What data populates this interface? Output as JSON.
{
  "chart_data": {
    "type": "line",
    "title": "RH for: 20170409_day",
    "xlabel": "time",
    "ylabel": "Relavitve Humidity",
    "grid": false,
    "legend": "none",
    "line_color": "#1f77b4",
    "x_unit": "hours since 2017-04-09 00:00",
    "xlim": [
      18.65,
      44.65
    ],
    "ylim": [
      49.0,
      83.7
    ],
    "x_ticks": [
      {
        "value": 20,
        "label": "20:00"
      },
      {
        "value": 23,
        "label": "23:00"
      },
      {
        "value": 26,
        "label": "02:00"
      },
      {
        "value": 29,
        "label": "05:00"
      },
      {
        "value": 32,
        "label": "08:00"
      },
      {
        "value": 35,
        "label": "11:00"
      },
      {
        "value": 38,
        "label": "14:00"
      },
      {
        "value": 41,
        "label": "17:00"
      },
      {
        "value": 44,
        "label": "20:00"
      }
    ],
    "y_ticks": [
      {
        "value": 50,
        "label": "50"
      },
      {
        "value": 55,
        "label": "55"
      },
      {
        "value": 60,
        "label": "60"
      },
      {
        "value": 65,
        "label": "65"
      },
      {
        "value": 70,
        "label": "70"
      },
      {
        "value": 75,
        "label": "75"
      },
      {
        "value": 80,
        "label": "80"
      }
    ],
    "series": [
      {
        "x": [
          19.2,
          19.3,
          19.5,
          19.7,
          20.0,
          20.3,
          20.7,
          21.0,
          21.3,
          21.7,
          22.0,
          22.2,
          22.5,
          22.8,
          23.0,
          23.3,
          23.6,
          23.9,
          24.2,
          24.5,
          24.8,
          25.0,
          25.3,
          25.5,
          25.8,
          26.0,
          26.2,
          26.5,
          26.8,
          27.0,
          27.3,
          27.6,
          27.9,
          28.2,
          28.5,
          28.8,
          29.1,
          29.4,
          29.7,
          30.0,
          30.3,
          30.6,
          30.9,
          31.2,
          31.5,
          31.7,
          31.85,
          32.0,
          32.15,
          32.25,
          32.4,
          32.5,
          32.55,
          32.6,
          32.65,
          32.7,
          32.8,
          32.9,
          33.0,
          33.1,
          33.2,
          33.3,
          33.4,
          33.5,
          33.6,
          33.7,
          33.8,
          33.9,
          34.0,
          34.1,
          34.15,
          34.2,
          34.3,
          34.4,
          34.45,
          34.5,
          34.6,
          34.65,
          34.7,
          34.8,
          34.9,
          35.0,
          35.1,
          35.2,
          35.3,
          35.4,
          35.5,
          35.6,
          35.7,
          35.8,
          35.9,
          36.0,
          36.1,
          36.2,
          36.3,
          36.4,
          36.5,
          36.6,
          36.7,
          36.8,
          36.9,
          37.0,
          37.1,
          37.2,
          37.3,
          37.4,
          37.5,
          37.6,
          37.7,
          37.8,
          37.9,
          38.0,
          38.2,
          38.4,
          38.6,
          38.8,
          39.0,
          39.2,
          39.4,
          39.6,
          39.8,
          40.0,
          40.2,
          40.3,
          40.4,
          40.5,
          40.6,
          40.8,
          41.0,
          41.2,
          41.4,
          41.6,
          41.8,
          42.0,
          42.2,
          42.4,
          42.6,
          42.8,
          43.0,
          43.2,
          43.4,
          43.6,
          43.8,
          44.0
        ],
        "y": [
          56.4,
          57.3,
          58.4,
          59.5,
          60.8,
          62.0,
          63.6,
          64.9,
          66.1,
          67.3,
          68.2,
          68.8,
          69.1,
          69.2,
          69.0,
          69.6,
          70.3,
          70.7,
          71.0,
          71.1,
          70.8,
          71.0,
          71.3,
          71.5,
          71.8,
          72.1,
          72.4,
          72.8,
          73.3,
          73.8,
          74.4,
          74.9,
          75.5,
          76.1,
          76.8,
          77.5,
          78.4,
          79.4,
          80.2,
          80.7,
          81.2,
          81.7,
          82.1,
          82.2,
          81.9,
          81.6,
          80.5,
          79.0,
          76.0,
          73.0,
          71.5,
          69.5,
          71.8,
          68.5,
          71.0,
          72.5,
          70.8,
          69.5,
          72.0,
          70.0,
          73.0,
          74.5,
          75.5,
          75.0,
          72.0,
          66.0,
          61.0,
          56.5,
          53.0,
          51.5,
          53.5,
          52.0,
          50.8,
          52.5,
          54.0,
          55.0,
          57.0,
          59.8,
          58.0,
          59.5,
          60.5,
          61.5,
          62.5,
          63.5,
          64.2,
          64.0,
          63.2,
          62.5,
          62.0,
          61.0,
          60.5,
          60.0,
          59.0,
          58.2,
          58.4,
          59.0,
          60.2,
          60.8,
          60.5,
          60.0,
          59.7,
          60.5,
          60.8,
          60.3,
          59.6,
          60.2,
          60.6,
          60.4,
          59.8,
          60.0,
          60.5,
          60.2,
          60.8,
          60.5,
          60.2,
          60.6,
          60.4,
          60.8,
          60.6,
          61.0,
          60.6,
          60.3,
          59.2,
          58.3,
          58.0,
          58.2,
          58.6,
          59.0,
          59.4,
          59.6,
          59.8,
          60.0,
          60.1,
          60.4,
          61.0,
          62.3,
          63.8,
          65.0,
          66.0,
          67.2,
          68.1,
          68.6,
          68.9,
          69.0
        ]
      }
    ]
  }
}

*Set problem*: Every entry should be output exactly as written, please.

*Correct result*:
What data populates this interface? Output as JSON.
{
  "chart_data": {
    "type": "line",
    "title": "RH for: 20170409_day",
    "xlabel": "time",
    "ylabel": "Relavitve Humidity",
    "grid": false,
    "legend": "none",
    "line_color": "#1f77b4",
    "x_unit": "hours since 2017-04-09 00:00",
    "xlim": [
      18.65,
      44.65
    ],
    "ylim": [
      49.0,
      83.7
    ],
    "x_ticks": [
      {
        "value": 20,
        "label": "20:00"
      },
      {
        "value": 23,
        "label": "23:00"
      },
      {
        "value": 26,
        "label": "02:00"
      },
      {
        "value": 29,
        "label": "05:00"
      },
      {
        "value": 32,
        "label": "08:00"
      },
      {
        "value": 35,
        "label": "11:00"
      },
      {
        "value": 38,
        "label": "14:00"
      },
      {
        "value": 41,
        "label": "17:00"
      },
      {
        "value": 44,
        "label": "20:00"
      }
    ],
    "y_ticks": [
      {
        "value": 50,
        "label": "50"
      },
      {
        "value": 55,
        "label": "55"
      },
      {
        "value": 60,
        "label": "60"
      },
      {
        "value": 65,
        "label": "65"
      },
      {
        "value": 70,
        "label": "70"
      },
      {
        "value": 75,
        "label": "75"
      },
      {
        "value": 80,
        "label": "80"
      }
    ],
    "series": [
      {
        "x": [
          19.2,
          19.3,
          19.5,
          19.7,
          20.0,
          20.3,
          20.7,
          21.0,
          21.3,
          21.7,
          22.0,
          22.2,
          22.5,
          22.8,
          23.0,
          23.3,
          23.6,
          23.9,
          24.2,
          24.5,
          24.8,
          25.0,
          25.3,
          25.5,
          25.8,
          26.0,
          26.2,
          26.5,
          26.8,
          27.0,
          27.3,
          27.6,
          27.9,
          28.2,
          28.5,
          28.8,
          29.1,
          29.4,
          29.7,
          30.0,
          30.3,
          30.6,
          30.9,
          31.2,
          31.5,
          31.7,
          31.85,
          32.0,
          32.15,
          32.25,
          32.4,
          32.5,
          32.55,
          32.6,
          32.65,
          32.7,
          32.8,
          32.9,
          33.0,
          33.1,
          33.2,
          33.3,
          33.4,
          33.5,
          33.6,
          33.7,
          33.8,
          33.9,
          34.0,
          34.1,
          34.15,
          34.2,
          34.3,
          34.4,
          34.45,
          34.5,
          34.6,
          34.65,
          34.7,
          34.8,
          34.9,
          35.0,
          35.1,
          35.2,
          35.3,
          35.4,
          35.5,
          35.6,
          35.7,
          35.8,
          35.9,
          36.0,
          36.1,
          36.2,
          36.3,
          36.4,
          36.5,
          36.6,
          36.7,
          36.8,
          36.9,
          37.0,
          37.1,
          37.2,
          37.3,
          37.4,
          37.5,
          37.6,
          37.7,
          37.8,
          37.9,
          38.0,
          38.2,
          38.4,
          38.6,
          38.8,
          39.0,
          39.2,
          39.4,
          39.6,
          39.8,
          40.0,
          40.2,
          40.3,
          40.4,
          40.5,
          40.6,
          40.8,
          41.0,
          41.2,
          41.4,
          41.6,
          41.8,
          42.0,
          42.2,
          42.4,
          42.6,
          42.8,
          43.0,
          43.2,
          43.4,
          43.6,
          43.8,
          44.0
        ],
        "y": [
          56.4,
          57.3,
          58.4,
          59.5,
          60.8,
          62.0,
          63.6,
          64.9,
          66.1,
          67.3,
          68.2,
          68.8,
          69.1,
          69.2,
          69.0,
          69.6,
          70.3,
          70.7,
          71.0,
          71.1,
          70.8,
          71.0,
          71.3,
          71.5,
          71.8,
          72.1,
          72.4,
          72.8,
          73.3,
          73.8,
          74.4,
          74.9,
          75.5,
          76.1,
          76.8,
          77.5,
          78.4,
          79.4,
          80.2,
          80.7,
          81.2,
          81.7,
          82.1,
          82.2,
          81.9,
          81.6,
          80.5,
          79.0,
          76.0,
          73.0,
          71.5,
          69.5,
          71.8,
          68.5,
          71.0,
          72.5,
          70.8,
          69.5,
          72.0,
          70.0,
          73.0,
          74.5,
          75.5,
          75.0,
          72.0,
          66.0,
          61.0,
          56.5,
          53.0,
          51.5,
          53.5,
          52.0,
          50.8,
          52.5,
          54.0,
          55.0,
          57.0,
          59.8,
          58.0,
          59.5,
          60.5,
          61.5,
          62.5,
          63.5,
          64.2,
          64.0,
          63.2,
          62.5,
          62.0,
          61.0,
          60.5,
          60.0,
          59.0,
          58.2,
          58.4,
          59.0,
          60.2,
          60.8,
          60.5,
          60.0,
          59.7,
          60.5,
          60.8,
          60.3,
          59.6,
          60.2,
          60.6,
          60.4,
          59.8,
          60.0,
          60.5,
          60.2,
          60.8,
          60.5,
          60.2,
          60.6,
          60.4,
          60.8,
          60.6,
          61.0,
          60.6,
          60.3,
          59.2,
          58.3,
          58.0,
          58.2,
          58.6,
          59.0,
          59.4,
          59.6,
          59.8,
          60.0,
          60.1,
          60.4,
          61.0,
          62.3,
          63.8,
          65.0,
          66.0,
          67.2,
          68.1,
          68.6,
          68.9,
          69.0
        ]
      }
    ]
  }
}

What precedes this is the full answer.